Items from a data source
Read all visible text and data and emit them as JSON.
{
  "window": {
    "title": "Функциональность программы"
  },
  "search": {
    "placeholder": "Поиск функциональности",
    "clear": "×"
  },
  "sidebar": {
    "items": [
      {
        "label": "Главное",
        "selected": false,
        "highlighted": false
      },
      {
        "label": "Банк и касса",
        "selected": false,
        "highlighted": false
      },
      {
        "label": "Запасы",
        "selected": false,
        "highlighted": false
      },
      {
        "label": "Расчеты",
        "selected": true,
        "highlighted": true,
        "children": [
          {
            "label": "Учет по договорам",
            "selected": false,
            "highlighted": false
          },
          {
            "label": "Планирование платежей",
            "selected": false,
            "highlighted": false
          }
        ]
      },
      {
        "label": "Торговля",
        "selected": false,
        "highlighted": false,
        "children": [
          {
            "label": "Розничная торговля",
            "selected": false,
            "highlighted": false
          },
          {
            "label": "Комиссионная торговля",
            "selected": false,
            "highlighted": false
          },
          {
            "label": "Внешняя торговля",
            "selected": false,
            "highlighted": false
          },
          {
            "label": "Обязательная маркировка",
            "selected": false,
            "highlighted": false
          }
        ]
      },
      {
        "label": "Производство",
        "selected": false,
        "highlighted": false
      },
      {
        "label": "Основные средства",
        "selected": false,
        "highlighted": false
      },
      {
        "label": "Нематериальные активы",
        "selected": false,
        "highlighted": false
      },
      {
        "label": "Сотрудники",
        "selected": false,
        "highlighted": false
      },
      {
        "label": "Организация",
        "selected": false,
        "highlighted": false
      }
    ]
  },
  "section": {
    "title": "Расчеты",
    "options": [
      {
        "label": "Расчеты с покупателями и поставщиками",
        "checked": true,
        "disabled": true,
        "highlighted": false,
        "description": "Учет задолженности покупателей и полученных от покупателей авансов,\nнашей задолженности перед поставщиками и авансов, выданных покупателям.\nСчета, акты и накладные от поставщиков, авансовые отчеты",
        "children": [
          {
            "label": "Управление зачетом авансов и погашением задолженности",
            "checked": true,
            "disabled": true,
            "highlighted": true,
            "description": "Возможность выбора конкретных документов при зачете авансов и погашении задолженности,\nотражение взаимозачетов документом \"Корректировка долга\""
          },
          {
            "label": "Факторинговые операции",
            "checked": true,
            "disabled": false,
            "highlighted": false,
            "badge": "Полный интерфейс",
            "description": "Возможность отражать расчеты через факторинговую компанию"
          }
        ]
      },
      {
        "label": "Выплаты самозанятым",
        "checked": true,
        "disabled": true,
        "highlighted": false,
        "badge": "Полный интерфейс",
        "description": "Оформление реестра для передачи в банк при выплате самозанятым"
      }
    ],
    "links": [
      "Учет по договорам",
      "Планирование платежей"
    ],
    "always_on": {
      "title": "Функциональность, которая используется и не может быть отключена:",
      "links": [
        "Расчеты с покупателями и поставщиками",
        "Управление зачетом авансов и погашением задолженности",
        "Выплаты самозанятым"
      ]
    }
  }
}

● TASK STATEMENT: Work out how many lines of the listing above include "самозанятым". Answer with the number and nothing more.

● TASK OUTPUT: 3